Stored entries

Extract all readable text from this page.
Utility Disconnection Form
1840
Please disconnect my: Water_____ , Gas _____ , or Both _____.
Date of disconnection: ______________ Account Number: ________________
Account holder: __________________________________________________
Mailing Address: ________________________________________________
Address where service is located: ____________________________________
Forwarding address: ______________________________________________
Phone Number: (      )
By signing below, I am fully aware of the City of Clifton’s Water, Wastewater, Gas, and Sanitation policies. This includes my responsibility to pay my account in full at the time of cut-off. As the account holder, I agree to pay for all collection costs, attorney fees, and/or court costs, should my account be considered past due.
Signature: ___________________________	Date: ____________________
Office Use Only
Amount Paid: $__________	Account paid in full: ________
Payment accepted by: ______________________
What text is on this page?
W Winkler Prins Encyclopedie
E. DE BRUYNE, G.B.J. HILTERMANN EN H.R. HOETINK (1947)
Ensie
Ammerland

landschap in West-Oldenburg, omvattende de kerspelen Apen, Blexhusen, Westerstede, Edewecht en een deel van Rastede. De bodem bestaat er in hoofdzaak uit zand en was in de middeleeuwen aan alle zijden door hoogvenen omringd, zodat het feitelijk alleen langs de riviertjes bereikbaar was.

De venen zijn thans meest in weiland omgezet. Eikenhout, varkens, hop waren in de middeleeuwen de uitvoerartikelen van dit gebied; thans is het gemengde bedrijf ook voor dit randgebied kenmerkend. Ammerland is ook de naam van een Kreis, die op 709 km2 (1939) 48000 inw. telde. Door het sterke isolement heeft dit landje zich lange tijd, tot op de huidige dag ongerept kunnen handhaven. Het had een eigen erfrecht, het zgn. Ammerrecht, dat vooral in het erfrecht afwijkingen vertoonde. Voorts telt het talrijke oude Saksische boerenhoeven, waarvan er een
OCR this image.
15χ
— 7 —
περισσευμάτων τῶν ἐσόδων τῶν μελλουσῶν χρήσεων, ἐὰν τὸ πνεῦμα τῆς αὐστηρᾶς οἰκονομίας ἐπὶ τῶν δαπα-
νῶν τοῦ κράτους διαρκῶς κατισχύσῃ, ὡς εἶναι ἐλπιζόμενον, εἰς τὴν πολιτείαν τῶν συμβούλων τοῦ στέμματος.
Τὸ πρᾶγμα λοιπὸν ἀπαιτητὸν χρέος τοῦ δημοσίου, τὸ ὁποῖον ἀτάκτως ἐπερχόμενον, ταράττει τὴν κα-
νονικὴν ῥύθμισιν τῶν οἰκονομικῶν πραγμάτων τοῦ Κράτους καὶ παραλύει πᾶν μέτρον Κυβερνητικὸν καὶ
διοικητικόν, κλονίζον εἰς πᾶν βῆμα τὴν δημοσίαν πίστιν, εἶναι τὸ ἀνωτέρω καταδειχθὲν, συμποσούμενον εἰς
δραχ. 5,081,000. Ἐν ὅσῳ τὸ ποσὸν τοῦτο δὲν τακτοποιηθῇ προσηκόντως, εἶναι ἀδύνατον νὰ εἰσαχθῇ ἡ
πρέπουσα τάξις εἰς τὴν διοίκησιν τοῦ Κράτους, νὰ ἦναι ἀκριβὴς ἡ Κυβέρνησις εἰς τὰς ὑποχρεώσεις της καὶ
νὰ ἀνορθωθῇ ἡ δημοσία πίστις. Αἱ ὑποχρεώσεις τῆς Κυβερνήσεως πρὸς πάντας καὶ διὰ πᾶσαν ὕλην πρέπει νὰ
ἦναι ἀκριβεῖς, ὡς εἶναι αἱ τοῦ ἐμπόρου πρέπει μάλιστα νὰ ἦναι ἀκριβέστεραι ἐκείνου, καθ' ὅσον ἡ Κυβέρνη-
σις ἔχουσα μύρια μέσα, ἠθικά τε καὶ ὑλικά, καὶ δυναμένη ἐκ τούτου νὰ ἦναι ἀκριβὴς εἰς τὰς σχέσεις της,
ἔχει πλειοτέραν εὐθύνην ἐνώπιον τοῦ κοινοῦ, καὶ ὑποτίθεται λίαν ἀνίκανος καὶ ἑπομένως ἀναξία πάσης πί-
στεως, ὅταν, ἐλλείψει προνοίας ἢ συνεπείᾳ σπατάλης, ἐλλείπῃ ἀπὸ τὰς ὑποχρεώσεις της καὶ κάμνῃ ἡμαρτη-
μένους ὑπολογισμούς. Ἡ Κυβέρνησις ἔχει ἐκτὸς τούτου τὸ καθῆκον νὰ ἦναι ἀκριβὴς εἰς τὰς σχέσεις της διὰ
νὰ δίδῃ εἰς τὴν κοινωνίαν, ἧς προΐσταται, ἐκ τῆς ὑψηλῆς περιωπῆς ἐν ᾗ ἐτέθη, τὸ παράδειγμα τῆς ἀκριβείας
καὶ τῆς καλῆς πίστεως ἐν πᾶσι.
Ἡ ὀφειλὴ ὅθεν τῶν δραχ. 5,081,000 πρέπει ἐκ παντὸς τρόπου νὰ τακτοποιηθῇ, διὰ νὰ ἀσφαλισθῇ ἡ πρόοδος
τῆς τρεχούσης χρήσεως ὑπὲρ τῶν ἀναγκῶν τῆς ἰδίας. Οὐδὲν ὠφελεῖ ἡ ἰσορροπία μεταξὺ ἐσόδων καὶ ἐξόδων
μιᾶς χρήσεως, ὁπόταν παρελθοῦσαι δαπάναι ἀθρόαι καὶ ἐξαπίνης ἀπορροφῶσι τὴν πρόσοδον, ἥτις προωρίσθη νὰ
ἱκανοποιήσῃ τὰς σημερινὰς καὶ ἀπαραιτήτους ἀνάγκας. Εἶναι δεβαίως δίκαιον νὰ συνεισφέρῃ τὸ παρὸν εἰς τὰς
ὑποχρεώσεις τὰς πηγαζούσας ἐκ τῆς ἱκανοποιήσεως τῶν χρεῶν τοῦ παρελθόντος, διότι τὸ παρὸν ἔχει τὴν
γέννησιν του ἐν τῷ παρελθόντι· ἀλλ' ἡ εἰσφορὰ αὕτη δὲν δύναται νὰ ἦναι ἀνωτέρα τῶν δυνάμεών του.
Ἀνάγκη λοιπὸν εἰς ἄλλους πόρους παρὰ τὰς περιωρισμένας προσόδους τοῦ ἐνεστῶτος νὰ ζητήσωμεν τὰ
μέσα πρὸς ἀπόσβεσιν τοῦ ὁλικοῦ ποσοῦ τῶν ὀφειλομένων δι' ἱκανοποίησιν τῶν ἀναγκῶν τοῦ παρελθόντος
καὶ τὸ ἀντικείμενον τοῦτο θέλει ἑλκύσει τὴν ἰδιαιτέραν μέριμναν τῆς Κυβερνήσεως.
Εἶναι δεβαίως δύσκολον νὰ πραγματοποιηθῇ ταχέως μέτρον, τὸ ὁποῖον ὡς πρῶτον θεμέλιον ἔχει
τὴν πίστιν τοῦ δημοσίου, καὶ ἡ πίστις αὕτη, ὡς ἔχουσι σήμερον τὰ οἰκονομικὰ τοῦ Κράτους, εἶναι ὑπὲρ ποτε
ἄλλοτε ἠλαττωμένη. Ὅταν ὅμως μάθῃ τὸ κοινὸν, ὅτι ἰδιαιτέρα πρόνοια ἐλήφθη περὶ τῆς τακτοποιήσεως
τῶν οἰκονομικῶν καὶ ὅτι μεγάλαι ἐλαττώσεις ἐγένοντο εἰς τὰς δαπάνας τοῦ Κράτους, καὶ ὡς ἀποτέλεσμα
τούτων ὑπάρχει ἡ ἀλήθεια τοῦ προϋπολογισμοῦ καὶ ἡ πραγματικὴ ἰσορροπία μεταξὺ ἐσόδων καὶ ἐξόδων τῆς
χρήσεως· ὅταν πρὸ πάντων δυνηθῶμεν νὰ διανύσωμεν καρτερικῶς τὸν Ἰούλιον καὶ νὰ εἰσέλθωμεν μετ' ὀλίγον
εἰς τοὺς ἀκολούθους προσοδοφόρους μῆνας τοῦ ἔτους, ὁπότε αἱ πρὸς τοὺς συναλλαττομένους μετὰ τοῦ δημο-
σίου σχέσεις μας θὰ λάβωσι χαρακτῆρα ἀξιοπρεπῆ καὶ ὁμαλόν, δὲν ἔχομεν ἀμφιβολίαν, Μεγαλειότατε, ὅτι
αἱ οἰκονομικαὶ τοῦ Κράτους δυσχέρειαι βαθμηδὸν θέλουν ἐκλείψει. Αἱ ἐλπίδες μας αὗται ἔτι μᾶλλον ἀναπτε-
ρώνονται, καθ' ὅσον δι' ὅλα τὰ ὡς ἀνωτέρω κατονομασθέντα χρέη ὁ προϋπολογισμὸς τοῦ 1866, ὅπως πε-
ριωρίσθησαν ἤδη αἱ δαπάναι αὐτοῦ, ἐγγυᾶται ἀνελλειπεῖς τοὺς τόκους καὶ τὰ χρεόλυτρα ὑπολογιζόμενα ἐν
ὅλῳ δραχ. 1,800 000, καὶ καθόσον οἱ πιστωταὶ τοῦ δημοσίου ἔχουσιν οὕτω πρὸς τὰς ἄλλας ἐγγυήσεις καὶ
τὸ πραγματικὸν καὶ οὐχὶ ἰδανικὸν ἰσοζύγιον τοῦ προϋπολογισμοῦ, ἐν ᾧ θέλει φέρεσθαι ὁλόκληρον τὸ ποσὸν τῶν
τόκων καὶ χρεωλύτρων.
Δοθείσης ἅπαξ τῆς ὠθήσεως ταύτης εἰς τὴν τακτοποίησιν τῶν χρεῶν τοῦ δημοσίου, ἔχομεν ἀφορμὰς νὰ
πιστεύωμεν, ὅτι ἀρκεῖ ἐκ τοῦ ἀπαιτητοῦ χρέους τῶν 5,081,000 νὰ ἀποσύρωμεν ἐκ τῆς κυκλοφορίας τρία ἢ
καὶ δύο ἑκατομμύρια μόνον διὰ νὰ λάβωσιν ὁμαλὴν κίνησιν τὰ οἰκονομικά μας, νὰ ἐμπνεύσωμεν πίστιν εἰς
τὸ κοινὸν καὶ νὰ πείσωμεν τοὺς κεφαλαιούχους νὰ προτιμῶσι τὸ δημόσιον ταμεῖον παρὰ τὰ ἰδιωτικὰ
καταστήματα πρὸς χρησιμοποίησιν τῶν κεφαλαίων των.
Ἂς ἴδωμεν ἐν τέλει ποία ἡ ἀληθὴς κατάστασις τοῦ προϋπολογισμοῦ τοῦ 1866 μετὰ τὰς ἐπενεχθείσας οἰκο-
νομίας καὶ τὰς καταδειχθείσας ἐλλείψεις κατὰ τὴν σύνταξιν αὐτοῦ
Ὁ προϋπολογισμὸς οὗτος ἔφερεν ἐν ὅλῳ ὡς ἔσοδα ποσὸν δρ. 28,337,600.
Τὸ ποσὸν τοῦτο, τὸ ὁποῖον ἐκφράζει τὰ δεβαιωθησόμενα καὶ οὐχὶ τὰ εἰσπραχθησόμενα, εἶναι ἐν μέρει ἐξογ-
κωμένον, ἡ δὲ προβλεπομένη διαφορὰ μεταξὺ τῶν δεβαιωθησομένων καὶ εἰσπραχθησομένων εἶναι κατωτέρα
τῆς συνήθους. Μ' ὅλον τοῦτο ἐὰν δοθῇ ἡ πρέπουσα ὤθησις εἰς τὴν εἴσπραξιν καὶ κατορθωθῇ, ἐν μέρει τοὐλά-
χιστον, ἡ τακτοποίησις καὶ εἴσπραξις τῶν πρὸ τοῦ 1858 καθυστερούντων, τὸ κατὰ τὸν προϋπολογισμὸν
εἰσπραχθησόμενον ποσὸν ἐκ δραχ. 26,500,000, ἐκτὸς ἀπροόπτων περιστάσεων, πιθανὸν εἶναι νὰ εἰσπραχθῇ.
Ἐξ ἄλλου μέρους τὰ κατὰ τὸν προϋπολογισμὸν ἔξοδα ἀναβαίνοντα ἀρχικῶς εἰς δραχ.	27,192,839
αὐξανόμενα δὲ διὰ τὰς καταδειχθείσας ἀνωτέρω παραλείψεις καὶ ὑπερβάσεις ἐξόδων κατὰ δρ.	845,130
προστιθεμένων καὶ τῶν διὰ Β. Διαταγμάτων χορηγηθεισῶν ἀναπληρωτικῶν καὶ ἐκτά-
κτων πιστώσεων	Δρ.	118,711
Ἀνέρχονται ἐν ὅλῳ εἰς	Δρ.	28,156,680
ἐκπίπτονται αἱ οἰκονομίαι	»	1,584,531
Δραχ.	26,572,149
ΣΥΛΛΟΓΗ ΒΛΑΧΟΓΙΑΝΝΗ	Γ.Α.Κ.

__Requirement__: Tally the lines in the entries above that hold the word "αὕτη". Reply with nothing but that count.

__Worked solution__: 2